- THE EXERCISE
Show every line of the records below that contains the word "xlabel".

- THE INPUT
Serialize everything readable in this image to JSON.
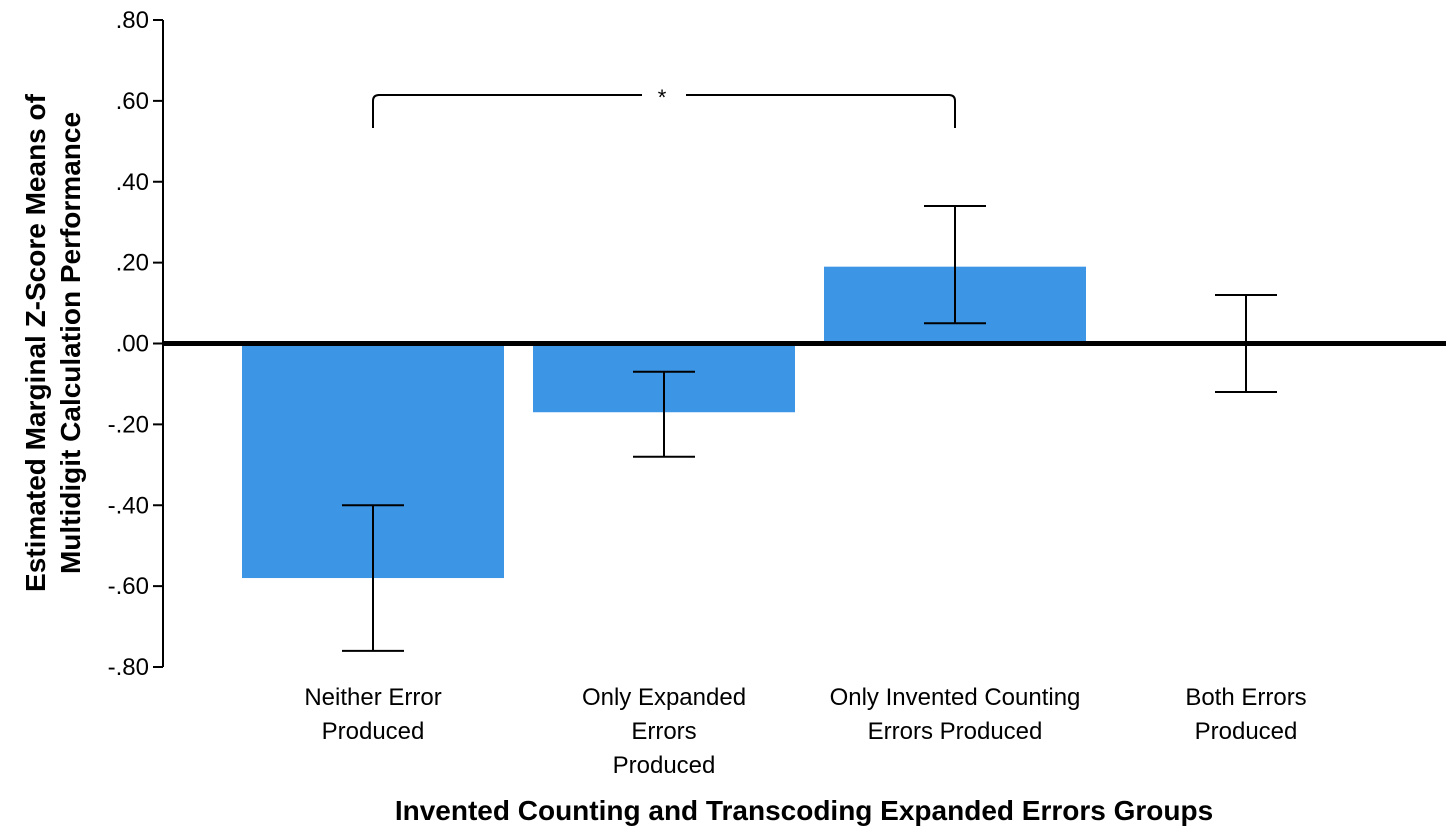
{
  "chart_data": {
    "type": "bar",
    "title": "",
    "xlabel": "Invented Counting and Transcoding Expanded Errors Groups",
    "ylabel_lines": [
      "Estimated Marginal Z-Score Means of",
      "Multidigit Calculation Performance"
    ],
    "categories": [
      [
        "Neither Error",
        "Produced"
      ],
      [
        "Only Expanded",
        "Errors",
        "Produced"
      ],
      [
        "Only Invented Counting",
        "Errors Produced"
      ],
      [
        "Both Errors",
        "Produced"
      ]
    ],
    "values": [
      -0.58,
      -0.17,
      0.19,
      0.0
    ],
    "error_low": [
      -0.76,
      -0.28,
      0.05,
      -0.12
    ],
    "error_high": [
      -0.4,
      -0.07,
      0.34,
      0.12
    ],
    "ylim": [
      -0.8,
      0.8
    ],
    "yticks": [
      ".80",
      ".60",
      ".40",
      ".20",
      ".00",
      "-.20",
      "-.40",
      "-.60",
      "-.80"
    ],
    "ytick_values": [
      0.8,
      0.6,
      0.4,
      0.2,
      0.0,
      -0.2,
      -0.4,
      -0.6,
      -0.8
    ],
    "significance": {
      "between": [
        0,
        2
      ],
      "label": "*"
    },
    "bar_color": "#3d95e6",
    "grid": false
  }
}
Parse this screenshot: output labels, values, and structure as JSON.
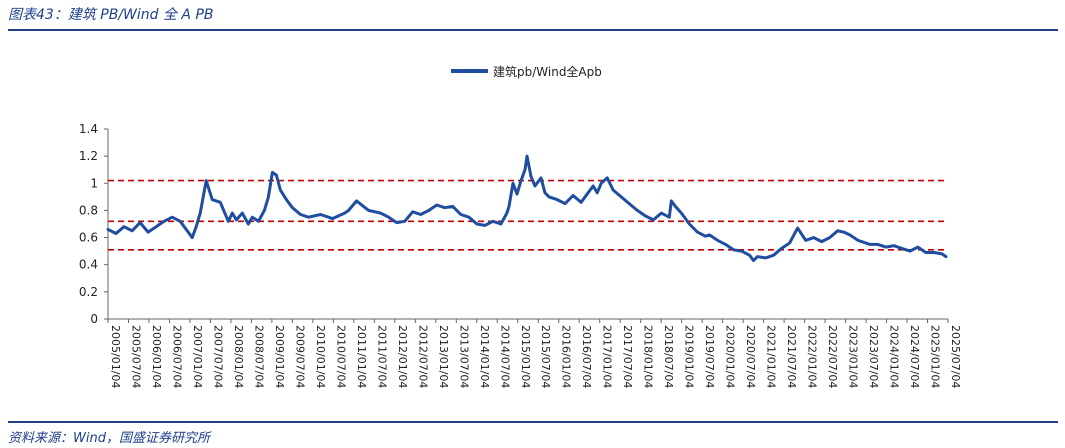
{
  "header": {
    "title": "图表43：建筑 PB/Wind 全 A PB"
  },
  "footer": {
    "source": "资料来源：Wind，国盛证券研究所"
  },
  "colors": {
    "series": "#1f4ea1",
    "reference": "#c00000",
    "accent": "#1f3f8a"
  },
  "chart_data": {
    "type": "line",
    "title": "",
    "xlabel": "",
    "ylabel": "",
    "ylim": [
      0,
      1.4
    ],
    "yticks": [
      "0",
      "0.2",
      "0.4",
      "0.6",
      "0.8",
      "1",
      "1.2",
      "1.4"
    ],
    "x_tick_labels": [
      "2005/01/04",
      "2005/07/04",
      "2006/01/04",
      "2006/07/04",
      "2007/01/04",
      "2007/07/04",
      "2008/01/04",
      "2008/07/04",
      "2009/01/04",
      "2009/07/04",
      "2010/01/04",
      "2010/07/04",
      "2011/01/04",
      "2011/07/04",
      "2012/01/04",
      "2012/07/04",
      "2013/01/04",
      "2013/07/04",
      "2014/01/04",
      "2014/07/04",
      "2015/01/04",
      "2015/07/04",
      "2016/01/04",
      "2016/07/04",
      "2017/01/04",
      "2017/07/04",
      "2018/01/04",
      "2018/07/04",
      "2019/01/04",
      "2019/07/04",
      "2020/01/04",
      "2020/07/04",
      "2021/01/04",
      "2021/07/04",
      "2022/01/04",
      "2022/07/04",
      "2023/01/04",
      "2023/07/04",
      "2024/01/04",
      "2024/07/04",
      "2025/01/04",
      "2025/07/04"
    ],
    "reference_lines": [
      1.02,
      0.72,
      0.51
    ],
    "legend": {
      "position": "top",
      "label": "建筑pb/Wind全Apb"
    },
    "series": [
      {
        "name": "建筑pb/Wind全Apb",
        "x": [
          2005.0,
          2005.2,
          2005.4,
          2005.6,
          2005.8,
          2006.0,
          2006.2,
          2006.4,
          2006.6,
          2006.8,
          2007.0,
          2007.1,
          2007.2,
          2007.3,
          2007.45,
          2007.6,
          2007.8,
          2008.0,
          2008.1,
          2008.2,
          2008.35,
          2008.5,
          2008.6,
          2008.75,
          2008.9,
          2009.0,
          2009.1,
          2009.2,
          2009.3,
          2009.45,
          2009.6,
          2009.8,
          2010.0,
          2010.3,
          2010.6,
          2010.9,
          2011.0,
          2011.2,
          2011.5,
          2011.8,
          2012.0,
          2012.2,
          2012.4,
          2012.6,
          2012.8,
          2013.0,
          2013.2,
          2013.4,
          2013.6,
          2013.8,
          2014.0,
          2014.2,
          2014.4,
          2014.6,
          2014.8,
          2014.95,
          2015.0,
          2015.1,
          2015.2,
          2015.3,
          2015.4,
          2015.45,
          2015.55,
          2015.65,
          2015.8,
          2015.9,
          2016.0,
          2016.2,
          2016.4,
          2016.6,
          2016.8,
          2017.0,
          2017.1,
          2017.2,
          2017.3,
          2017.45,
          2017.6,
          2017.8,
          2018.0,
          2018.2,
          2018.4,
          2018.6,
          2018.8,
          2019.0,
          2019.05,
          2019.15,
          2019.3,
          2019.5,
          2019.7,
          2019.9,
          2020.0,
          2020.2,
          2020.4,
          2020.6,
          2020.8,
          2021.0,
          2021.1,
          2021.2,
          2021.4,
          2021.6,
          2021.8,
          2022.0,
          2022.2,
          2022.4,
          2022.6,
          2022.8,
          2023.0,
          2023.2,
          2023.35,
          2023.5,
          2023.7,
          2023.9,
          2024.0,
          2024.2,
          2024.4,
          2024.6,
          2024.8,
          2025.0,
          2025.2,
          2025.4,
          2025.6,
          2025.8,
          2025.9
        ],
        "values": [
          0.66,
          0.63,
          0.68,
          0.65,
          0.71,
          0.64,
          0.68,
          0.72,
          0.75,
          0.72,
          0.64,
          0.6,
          0.68,
          0.78,
          1.02,
          0.88,
          0.86,
          0.72,
          0.78,
          0.73,
          0.78,
          0.7,
          0.75,
          0.72,
          0.8,
          0.9,
          1.08,
          1.06,
          0.95,
          0.88,
          0.82,
          0.77,
          0.75,
          0.77,
          0.74,
          0.78,
          0.8,
          0.87,
          0.8,
          0.78,
          0.75,
          0.71,
          0.72,
          0.79,
          0.77,
          0.8,
          0.84,
          0.82,
          0.83,
          0.77,
          0.75,
          0.7,
          0.69,
          0.72,
          0.7,
          0.78,
          0.83,
          1.0,
          0.92,
          1.02,
          1.1,
          1.2,
          1.05,
          0.98,
          1.04,
          0.93,
          0.9,
          0.88,
          0.85,
          0.91,
          0.86,
          0.94,
          0.98,
          0.93,
          1.0,
          1.04,
          0.95,
          0.9,
          0.85,
          0.8,
          0.76,
          0.73,
          0.78,
          0.75,
          0.87,
          0.83,
          0.78,
          0.7,
          0.64,
          0.61,
          0.62,
          0.58,
          0.55,
          0.51,
          0.5,
          0.47,
          0.43,
          0.46,
          0.45,
          0.47,
          0.52,
          0.56,
          0.67,
          0.58,
          0.6,
          0.57,
          0.6,
          0.65,
          0.64,
          0.62,
          0.58,
          0.56,
          0.55,
          0.55,
          0.53,
          0.54,
          0.52,
          0.5,
          0.53,
          0.49,
          0.49,
          0.48,
          0.46
        ]
      }
    ]
  }
}
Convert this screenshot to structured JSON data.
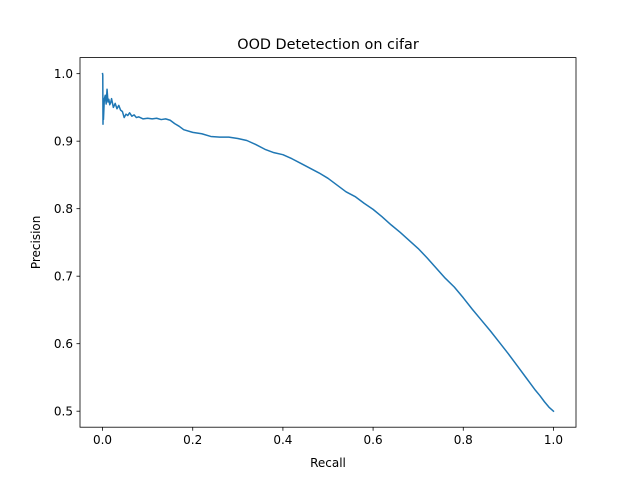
{
  "chart_data": {
    "type": "line",
    "title": "OOD Detetection on cifar",
    "xlabel": "Recall",
    "ylabel": "Precision",
    "xlim": [
      -0.05,
      1.05
    ],
    "ylim": [
      0.4763,
      1.0238
    ],
    "xticks": [
      0.0,
      0.2,
      0.4,
      0.6,
      0.8,
      1.0
    ],
    "yticks": [
      0.5,
      0.6,
      0.7,
      0.8,
      0.9,
      1.0
    ],
    "xtick_labels": [
      "0.0",
      "0.2",
      "0.4",
      "0.6",
      "0.8",
      "1.0"
    ],
    "ytick_labels": [
      "0.5",
      "0.6",
      "0.7",
      "0.8",
      "0.9",
      "1.0"
    ],
    "grid": false,
    "legend": "none",
    "series": [
      {
        "color": "#1f77b4",
        "x": [
          0.0,
          0.0005,
          0.001,
          0.0015,
          0.002,
          0.004,
          0.006,
          0.008,
          0.01,
          0.012,
          0.014,
          0.016,
          0.018,
          0.02,
          0.024,
          0.028,
          0.032,
          0.036,
          0.04,
          0.044,
          0.048,
          0.052,
          0.056,
          0.06,
          0.065,
          0.07,
          0.075,
          0.08,
          0.09,
          0.1,
          0.11,
          0.12,
          0.13,
          0.14,
          0.15,
          0.16,
          0.17,
          0.18,
          0.2,
          0.22,
          0.24,
          0.26,
          0.28,
          0.3,
          0.32,
          0.34,
          0.36,
          0.38,
          0.4,
          0.42,
          0.44,
          0.46,
          0.48,
          0.5,
          0.52,
          0.54,
          0.56,
          0.58,
          0.6,
          0.62,
          0.64,
          0.66,
          0.68,
          0.7,
          0.72,
          0.74,
          0.76,
          0.78,
          0.8,
          0.82,
          0.84,
          0.86,
          0.88,
          0.9,
          0.92,
          0.94,
          0.96,
          0.97,
          0.98,
          0.99,
          1.0
        ],
        "y": [
          1.0,
          0.998,
          0.925,
          0.96,
          0.932,
          0.963,
          0.968,
          0.955,
          0.977,
          0.958,
          0.962,
          0.954,
          0.957,
          0.963,
          0.95,
          0.956,
          0.948,
          0.953,
          0.946,
          0.944,
          0.935,
          0.94,
          0.938,
          0.942,
          0.937,
          0.939,
          0.935,
          0.936,
          0.933,
          0.934,
          0.933,
          0.934,
          0.932,
          0.933,
          0.931,
          0.926,
          0.922,
          0.917,
          0.913,
          0.911,
          0.907,
          0.906,
          0.906,
          0.904,
          0.901,
          0.895,
          0.888,
          0.883,
          0.88,
          0.874,
          0.867,
          0.86,
          0.853,
          0.845,
          0.835,
          0.825,
          0.818,
          0.808,
          0.799,
          0.788,
          0.776,
          0.765,
          0.753,
          0.741,
          0.727,
          0.712,
          0.697,
          0.684,
          0.668,
          0.651,
          0.635,
          0.619,
          0.602,
          0.585,
          0.567,
          0.549,
          0.531,
          0.523,
          0.514,
          0.506,
          0.5
        ]
      }
    ]
  }
}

- RESPONSE FOR THIS EXERCISE
    "xlabel": "Invented Counting and Transcoding Expanded Errors Groups",
    "xlabel": "",
    "xlabel": "Recall",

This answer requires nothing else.